■ Exercise instructions: Select all lines in the records that include "from".

■ Records for this exercise:
======

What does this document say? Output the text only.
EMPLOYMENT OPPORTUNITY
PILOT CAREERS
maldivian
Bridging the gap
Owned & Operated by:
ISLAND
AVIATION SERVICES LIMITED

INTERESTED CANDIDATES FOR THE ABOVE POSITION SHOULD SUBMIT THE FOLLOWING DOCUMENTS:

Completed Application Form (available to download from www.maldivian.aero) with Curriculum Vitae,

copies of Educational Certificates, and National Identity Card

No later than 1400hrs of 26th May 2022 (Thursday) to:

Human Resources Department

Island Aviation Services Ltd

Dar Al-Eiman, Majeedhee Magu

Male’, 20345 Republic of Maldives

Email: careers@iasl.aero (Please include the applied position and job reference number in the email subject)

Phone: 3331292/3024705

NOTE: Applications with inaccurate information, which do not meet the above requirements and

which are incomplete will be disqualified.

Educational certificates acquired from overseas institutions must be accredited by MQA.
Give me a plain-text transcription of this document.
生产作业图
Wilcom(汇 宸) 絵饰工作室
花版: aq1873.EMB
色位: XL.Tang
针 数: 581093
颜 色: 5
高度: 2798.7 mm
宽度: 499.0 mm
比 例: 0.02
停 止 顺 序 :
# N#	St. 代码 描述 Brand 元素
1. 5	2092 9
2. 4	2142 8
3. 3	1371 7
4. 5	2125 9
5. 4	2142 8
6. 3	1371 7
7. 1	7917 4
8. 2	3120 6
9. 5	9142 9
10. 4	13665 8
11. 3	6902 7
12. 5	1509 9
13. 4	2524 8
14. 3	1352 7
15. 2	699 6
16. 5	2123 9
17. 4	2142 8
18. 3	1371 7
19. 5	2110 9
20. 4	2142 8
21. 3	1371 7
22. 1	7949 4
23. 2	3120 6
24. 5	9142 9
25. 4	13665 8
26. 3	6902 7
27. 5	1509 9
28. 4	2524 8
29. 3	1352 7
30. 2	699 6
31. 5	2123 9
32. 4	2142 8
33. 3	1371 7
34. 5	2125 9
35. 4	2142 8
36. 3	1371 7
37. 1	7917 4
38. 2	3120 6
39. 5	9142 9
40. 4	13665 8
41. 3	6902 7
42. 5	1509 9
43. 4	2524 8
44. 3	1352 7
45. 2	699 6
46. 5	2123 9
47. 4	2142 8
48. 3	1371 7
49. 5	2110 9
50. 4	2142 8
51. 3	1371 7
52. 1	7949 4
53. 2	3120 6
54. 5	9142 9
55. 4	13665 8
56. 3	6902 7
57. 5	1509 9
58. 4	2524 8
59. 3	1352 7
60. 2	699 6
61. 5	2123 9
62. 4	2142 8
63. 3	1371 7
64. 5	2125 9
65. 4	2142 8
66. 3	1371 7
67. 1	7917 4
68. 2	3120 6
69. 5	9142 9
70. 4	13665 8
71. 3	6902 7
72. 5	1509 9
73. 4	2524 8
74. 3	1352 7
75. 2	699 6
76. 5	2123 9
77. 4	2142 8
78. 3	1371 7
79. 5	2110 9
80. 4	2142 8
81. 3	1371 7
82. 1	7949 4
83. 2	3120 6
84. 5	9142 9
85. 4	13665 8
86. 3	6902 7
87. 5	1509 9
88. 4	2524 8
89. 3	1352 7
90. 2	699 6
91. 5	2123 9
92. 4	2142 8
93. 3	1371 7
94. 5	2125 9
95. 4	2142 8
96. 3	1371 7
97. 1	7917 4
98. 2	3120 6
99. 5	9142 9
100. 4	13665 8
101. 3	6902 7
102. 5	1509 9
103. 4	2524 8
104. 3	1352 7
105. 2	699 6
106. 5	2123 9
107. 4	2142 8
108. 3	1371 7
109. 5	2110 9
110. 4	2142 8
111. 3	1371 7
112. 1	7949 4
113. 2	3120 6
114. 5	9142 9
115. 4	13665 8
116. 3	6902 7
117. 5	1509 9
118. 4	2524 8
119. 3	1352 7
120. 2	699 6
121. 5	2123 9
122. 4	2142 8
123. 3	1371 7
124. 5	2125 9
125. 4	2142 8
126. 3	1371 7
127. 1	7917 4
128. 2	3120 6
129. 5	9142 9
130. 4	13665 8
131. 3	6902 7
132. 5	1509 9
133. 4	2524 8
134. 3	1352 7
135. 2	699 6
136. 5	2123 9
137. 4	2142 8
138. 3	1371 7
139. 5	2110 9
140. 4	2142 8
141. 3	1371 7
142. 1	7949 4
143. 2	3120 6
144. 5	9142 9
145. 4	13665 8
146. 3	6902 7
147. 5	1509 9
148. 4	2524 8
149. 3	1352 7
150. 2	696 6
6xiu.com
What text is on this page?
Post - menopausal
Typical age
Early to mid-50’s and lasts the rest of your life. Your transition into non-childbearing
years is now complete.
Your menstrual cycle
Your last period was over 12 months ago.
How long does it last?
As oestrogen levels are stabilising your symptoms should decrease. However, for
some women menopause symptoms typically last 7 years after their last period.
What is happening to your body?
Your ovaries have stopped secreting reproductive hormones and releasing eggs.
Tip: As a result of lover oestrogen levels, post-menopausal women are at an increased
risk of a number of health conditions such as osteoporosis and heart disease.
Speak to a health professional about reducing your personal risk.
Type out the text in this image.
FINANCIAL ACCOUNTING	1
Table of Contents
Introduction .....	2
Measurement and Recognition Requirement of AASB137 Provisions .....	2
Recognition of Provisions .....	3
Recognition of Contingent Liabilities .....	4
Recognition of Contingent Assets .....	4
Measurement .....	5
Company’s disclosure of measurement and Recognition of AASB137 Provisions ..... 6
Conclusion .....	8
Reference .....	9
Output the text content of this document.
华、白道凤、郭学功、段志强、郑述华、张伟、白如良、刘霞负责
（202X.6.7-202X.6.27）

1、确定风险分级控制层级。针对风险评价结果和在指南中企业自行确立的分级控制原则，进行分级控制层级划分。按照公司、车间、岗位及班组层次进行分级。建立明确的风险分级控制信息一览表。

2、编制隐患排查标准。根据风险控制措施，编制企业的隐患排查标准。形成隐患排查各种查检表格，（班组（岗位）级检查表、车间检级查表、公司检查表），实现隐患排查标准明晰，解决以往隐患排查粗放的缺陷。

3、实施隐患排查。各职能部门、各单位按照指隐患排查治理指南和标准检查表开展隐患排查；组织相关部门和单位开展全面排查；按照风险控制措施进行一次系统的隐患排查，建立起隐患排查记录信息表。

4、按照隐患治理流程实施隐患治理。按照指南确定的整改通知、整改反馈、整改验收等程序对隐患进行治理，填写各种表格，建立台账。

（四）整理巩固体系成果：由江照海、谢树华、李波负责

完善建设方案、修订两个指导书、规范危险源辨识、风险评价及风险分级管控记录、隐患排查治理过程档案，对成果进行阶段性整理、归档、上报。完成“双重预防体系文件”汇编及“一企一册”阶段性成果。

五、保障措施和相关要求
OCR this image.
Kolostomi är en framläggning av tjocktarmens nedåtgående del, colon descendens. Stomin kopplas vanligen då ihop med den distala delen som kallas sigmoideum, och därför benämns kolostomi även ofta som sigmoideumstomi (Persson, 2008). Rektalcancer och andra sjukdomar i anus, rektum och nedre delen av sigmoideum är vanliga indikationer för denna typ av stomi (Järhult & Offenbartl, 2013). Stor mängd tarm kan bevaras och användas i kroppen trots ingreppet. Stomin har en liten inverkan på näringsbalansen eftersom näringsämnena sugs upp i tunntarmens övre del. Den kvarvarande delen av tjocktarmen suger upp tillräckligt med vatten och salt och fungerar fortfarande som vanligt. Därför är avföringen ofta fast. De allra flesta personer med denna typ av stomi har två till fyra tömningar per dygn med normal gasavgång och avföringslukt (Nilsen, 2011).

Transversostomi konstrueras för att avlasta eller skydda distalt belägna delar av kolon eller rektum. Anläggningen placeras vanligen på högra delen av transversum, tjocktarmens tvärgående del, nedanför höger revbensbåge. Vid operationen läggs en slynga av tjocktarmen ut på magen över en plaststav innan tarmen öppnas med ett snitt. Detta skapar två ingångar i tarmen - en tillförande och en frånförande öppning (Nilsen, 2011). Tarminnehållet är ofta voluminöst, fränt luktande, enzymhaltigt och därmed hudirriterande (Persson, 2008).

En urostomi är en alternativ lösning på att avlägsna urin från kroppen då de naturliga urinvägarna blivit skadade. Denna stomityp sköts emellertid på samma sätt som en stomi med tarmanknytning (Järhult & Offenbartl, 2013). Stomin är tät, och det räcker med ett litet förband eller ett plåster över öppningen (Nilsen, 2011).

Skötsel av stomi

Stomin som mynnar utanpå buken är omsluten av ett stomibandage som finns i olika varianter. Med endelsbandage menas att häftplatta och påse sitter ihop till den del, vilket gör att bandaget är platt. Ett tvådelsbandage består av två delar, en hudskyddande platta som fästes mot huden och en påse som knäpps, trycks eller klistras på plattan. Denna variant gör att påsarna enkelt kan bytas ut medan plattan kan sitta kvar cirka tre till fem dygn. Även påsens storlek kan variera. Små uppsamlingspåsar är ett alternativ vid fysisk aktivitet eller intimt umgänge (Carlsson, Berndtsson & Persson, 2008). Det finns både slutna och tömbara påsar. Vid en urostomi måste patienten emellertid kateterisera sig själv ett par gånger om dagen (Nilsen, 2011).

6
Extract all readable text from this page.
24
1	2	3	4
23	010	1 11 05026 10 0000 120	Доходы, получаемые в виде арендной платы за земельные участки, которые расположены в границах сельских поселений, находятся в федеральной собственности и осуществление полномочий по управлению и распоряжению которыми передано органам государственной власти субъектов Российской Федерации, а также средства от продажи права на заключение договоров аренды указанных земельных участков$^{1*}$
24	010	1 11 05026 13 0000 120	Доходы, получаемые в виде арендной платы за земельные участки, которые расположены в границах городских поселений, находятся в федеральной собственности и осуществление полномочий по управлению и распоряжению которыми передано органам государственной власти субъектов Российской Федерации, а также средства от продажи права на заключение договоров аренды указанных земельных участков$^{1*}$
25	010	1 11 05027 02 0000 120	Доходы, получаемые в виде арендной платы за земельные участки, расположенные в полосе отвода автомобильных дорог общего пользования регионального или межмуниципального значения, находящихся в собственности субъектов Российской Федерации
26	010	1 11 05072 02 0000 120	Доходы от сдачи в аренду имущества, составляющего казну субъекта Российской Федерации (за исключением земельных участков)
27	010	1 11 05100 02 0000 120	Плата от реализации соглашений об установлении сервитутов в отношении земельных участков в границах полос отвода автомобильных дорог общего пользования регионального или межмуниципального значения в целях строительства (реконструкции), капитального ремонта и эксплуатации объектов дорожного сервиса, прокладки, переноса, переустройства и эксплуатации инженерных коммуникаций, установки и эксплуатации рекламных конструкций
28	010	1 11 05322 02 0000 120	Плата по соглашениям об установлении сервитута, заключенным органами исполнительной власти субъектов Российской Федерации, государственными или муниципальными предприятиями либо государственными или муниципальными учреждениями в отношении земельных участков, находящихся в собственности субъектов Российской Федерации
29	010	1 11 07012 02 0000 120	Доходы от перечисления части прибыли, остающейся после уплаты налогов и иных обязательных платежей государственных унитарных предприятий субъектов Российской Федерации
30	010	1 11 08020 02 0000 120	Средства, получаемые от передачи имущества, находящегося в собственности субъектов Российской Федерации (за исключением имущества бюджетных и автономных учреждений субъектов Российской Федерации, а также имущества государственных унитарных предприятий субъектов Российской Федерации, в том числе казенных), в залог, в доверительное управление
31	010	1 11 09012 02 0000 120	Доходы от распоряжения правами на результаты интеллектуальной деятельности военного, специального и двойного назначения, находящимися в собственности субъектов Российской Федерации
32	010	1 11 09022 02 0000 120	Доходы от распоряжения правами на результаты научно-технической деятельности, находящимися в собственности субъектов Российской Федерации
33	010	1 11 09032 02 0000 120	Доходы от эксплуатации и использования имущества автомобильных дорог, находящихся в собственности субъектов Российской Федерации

======

■ Expected answer:
Completed Application Form (available to download from www.maldivian.aero) with Curriculum Vitae,
Educational certificates acquired from overseas institutions must be accredited by MQA.
Extract all readable text from this page.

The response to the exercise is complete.